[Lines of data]
###

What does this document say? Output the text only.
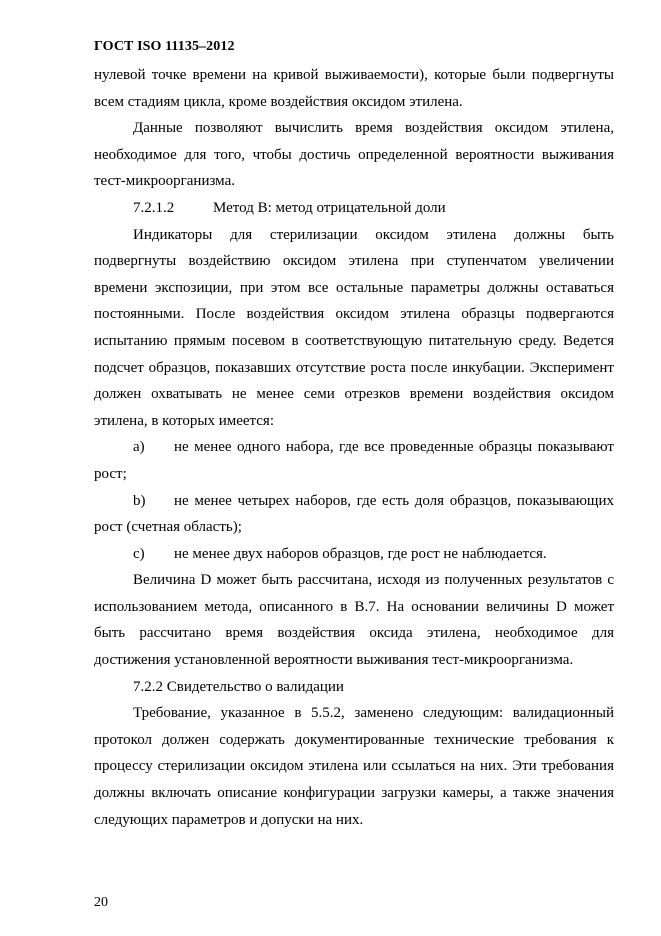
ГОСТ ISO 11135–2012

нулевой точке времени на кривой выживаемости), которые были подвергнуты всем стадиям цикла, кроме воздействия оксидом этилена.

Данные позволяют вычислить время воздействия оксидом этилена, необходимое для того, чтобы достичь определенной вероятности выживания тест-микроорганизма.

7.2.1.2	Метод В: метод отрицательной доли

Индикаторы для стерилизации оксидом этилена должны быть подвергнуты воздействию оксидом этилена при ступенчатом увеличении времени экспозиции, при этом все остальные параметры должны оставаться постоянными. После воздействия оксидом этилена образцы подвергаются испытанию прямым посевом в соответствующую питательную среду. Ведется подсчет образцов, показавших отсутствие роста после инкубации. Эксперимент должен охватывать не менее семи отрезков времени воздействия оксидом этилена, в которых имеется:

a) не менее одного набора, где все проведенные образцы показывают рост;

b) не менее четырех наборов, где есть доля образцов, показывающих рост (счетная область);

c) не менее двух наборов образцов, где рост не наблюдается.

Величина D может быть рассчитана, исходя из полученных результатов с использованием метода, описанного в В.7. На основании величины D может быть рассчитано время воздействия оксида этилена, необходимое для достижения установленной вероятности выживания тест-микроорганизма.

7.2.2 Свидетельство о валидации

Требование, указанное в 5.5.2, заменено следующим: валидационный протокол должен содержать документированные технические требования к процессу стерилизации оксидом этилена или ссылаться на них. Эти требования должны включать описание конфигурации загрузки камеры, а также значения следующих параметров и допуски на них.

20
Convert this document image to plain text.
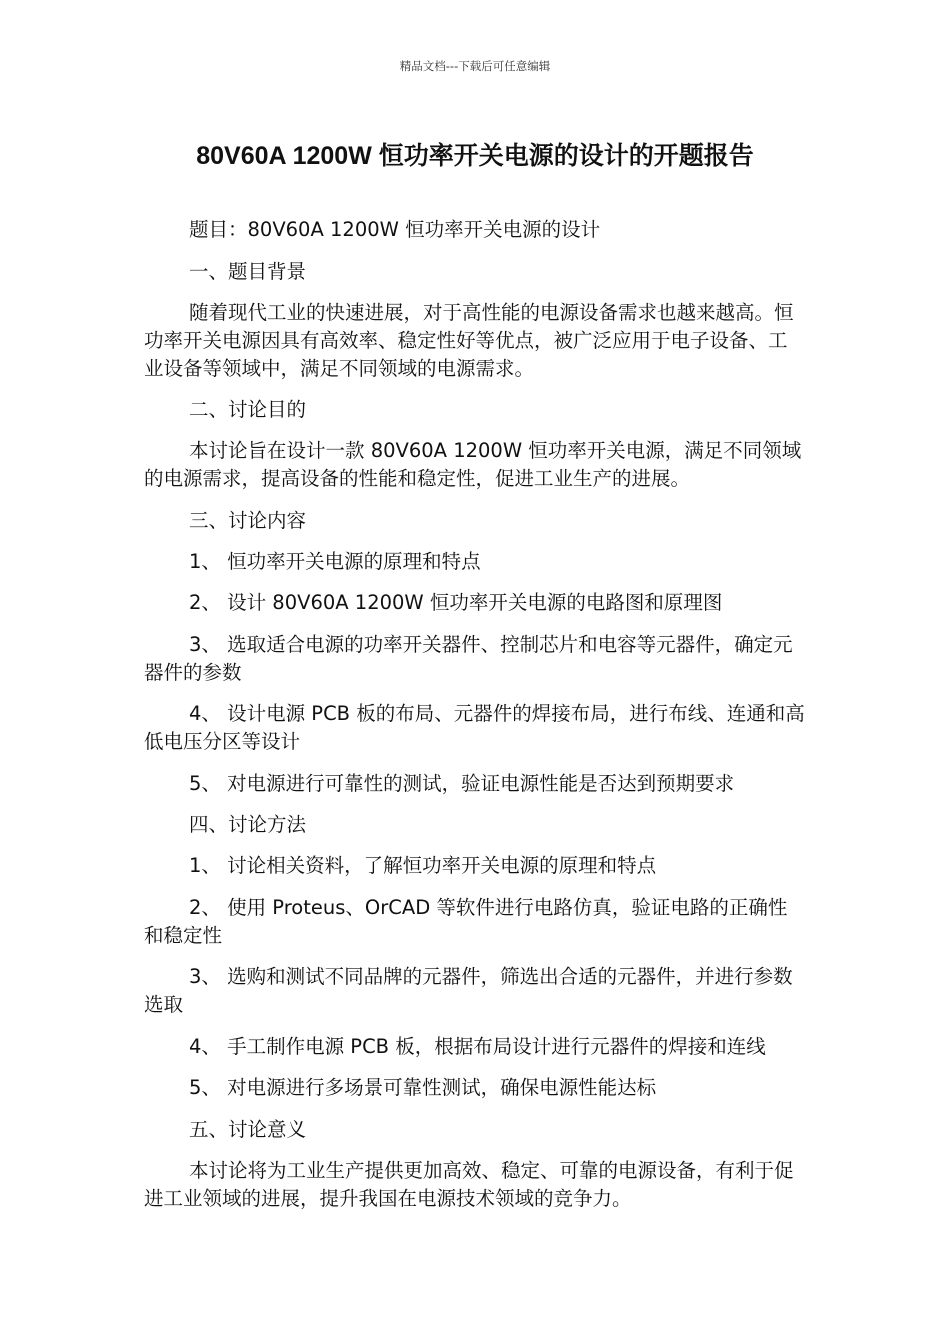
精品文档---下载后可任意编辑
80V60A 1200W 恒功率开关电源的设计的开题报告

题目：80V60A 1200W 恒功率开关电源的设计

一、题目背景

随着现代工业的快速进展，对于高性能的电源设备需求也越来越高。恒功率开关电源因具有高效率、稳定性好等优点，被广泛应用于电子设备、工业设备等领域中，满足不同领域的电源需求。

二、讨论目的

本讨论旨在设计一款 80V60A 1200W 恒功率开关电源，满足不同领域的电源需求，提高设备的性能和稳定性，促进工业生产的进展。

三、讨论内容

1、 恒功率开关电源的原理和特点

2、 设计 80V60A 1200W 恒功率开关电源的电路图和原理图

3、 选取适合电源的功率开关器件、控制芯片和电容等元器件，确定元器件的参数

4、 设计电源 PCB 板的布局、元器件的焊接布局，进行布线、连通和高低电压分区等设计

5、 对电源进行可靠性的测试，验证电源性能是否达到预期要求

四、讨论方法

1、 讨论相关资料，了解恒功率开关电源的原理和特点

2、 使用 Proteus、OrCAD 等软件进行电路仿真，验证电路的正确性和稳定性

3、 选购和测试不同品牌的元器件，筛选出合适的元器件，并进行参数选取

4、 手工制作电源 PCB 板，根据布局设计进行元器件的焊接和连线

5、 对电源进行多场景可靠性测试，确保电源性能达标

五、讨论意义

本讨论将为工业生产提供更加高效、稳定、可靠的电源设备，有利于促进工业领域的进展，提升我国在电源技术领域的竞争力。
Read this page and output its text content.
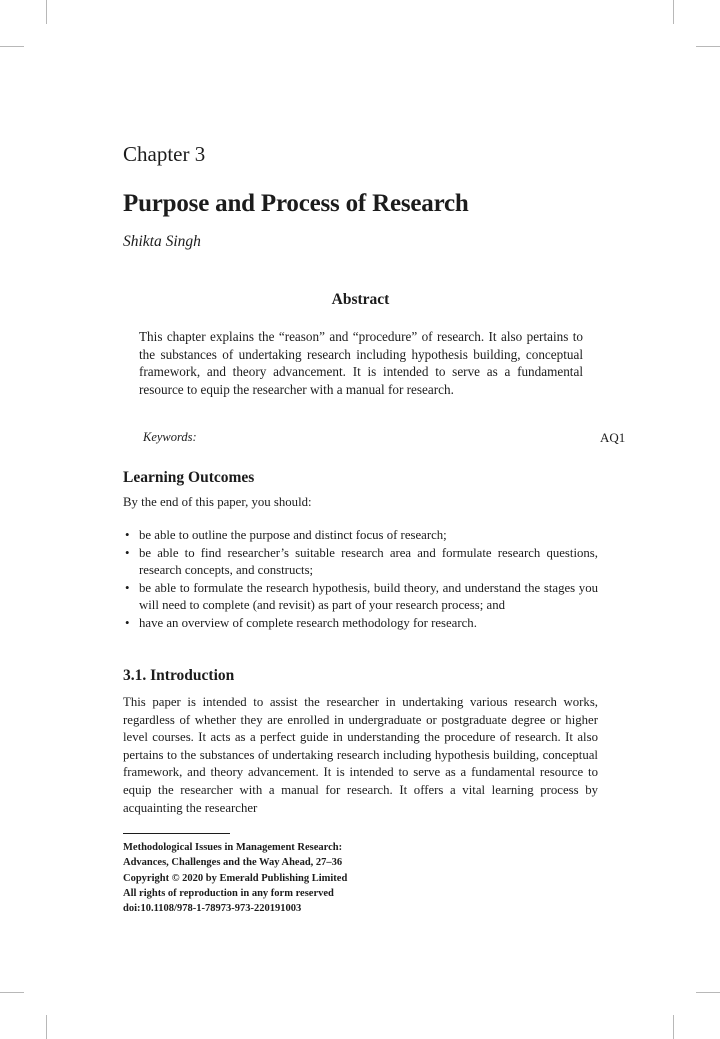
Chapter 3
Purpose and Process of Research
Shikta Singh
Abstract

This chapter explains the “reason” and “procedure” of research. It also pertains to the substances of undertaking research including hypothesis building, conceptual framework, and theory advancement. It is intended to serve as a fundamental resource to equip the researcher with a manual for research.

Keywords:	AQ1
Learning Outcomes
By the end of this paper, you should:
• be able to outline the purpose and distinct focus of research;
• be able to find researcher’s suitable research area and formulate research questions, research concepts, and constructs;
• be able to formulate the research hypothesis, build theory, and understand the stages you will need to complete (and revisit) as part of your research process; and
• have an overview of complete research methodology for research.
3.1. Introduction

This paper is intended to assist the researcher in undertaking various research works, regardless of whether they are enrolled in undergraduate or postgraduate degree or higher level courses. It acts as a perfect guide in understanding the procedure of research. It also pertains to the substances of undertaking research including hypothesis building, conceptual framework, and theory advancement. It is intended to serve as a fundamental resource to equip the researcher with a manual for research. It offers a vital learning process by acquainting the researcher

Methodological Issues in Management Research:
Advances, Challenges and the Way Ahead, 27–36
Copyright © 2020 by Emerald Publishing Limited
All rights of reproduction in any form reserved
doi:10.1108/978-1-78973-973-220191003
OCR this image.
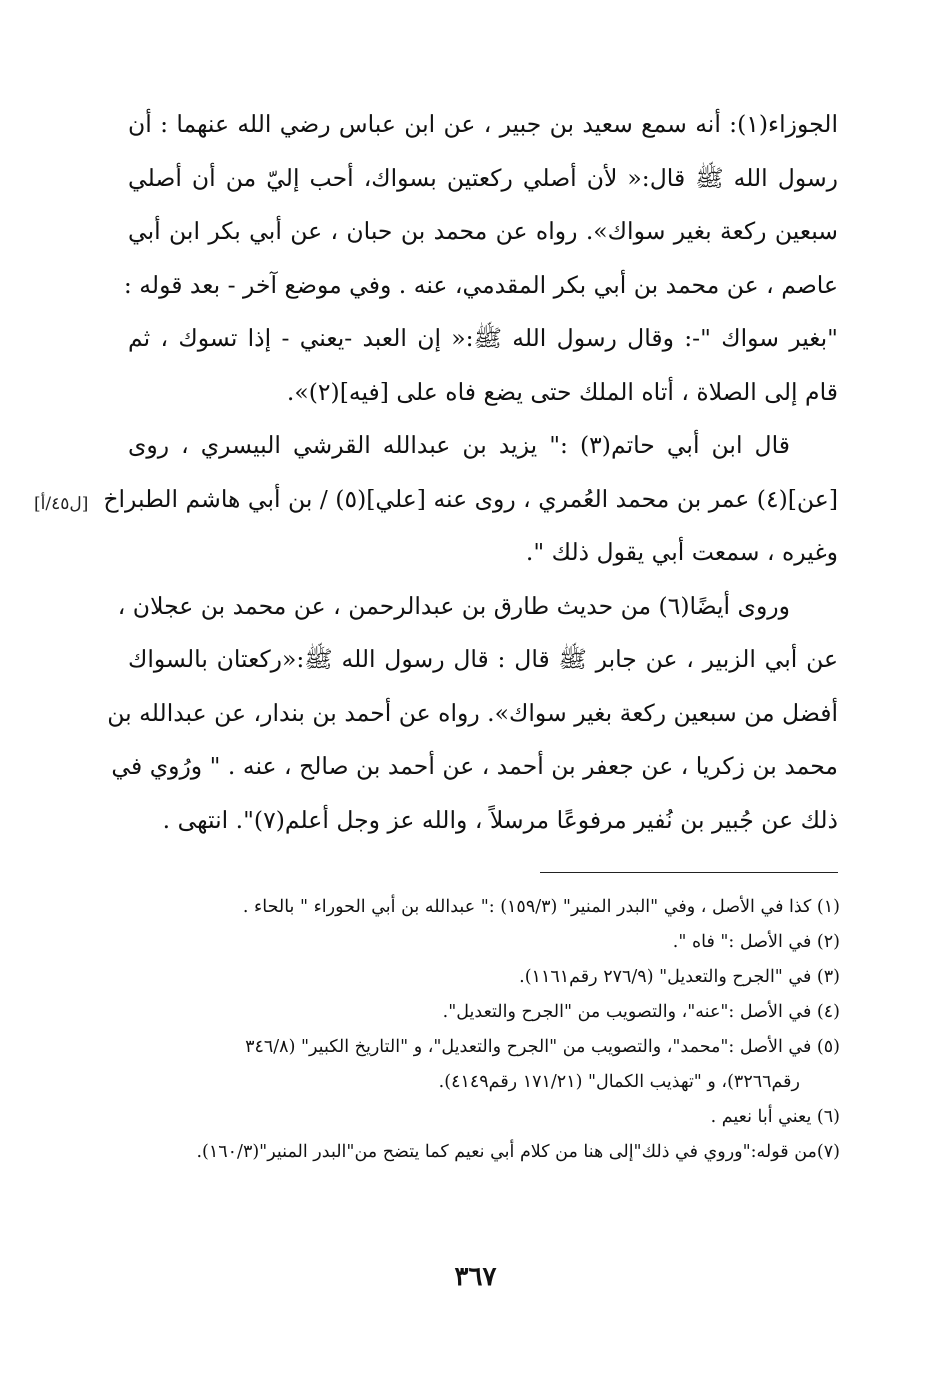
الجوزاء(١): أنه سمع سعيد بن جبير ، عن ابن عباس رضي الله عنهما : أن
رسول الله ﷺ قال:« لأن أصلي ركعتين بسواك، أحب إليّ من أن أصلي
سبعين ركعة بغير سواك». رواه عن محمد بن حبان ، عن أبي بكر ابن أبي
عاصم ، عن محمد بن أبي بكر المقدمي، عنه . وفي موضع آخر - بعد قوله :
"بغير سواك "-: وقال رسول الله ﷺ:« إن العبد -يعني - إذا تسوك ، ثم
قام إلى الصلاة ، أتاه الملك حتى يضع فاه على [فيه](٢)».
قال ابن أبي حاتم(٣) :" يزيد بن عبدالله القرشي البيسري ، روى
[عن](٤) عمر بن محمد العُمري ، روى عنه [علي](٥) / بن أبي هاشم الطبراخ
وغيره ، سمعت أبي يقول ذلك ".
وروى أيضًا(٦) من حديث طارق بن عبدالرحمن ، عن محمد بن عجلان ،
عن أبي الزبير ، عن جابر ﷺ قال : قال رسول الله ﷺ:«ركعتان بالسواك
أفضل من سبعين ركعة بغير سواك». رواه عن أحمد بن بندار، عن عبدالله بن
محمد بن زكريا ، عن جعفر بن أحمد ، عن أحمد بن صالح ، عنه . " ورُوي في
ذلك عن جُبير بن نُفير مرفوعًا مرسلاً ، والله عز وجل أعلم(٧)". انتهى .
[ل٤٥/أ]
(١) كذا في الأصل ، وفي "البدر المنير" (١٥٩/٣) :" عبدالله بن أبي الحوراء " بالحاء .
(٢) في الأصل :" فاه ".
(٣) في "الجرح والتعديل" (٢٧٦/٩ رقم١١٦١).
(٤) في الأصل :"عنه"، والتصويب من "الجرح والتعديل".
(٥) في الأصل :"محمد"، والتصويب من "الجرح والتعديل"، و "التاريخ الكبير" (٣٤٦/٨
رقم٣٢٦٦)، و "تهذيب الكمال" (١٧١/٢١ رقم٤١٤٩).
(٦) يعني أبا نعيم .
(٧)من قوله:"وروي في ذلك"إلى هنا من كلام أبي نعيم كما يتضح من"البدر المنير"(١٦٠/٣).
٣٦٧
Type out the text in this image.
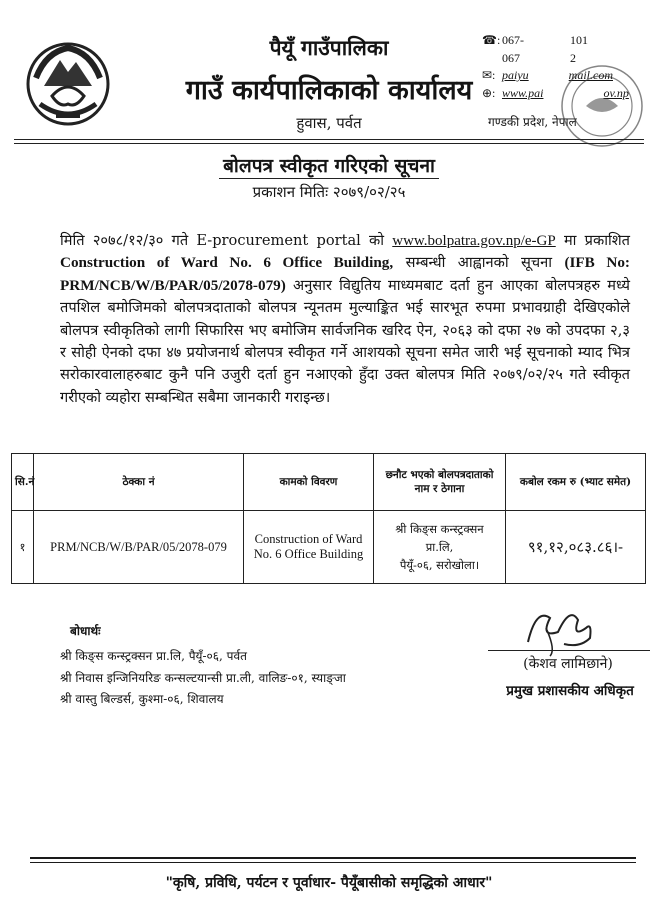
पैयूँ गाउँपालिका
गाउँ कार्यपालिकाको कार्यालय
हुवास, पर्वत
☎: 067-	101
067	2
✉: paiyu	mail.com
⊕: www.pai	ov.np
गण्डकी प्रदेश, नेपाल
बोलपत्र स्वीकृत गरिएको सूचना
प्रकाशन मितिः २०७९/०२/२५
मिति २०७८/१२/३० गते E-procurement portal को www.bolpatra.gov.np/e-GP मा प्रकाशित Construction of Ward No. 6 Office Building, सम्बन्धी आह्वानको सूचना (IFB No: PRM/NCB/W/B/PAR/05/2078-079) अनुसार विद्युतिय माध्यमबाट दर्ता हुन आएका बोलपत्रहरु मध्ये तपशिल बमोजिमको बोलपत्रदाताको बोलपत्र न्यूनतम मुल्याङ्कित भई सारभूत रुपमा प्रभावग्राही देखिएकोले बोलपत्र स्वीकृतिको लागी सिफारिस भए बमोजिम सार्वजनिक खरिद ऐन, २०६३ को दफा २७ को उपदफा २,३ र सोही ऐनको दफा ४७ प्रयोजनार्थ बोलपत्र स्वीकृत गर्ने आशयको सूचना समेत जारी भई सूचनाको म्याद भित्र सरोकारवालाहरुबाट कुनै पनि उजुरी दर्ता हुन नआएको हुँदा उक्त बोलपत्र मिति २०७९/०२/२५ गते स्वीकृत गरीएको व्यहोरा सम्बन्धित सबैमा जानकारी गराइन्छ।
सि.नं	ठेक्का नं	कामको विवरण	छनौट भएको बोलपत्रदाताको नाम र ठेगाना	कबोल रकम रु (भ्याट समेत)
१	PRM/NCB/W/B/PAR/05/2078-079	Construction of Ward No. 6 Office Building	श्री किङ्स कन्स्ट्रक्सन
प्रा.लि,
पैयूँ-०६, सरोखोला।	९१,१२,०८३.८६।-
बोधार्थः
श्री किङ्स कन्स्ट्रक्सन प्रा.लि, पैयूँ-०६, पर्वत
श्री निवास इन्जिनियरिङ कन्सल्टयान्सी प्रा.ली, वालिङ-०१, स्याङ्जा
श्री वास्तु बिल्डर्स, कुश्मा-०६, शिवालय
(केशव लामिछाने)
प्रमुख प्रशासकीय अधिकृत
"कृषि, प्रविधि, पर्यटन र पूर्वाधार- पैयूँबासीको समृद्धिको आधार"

###

GOAL: Count the lines in the records above that hold the word "Office", and give only that number.

SOLUTION BELOW: 2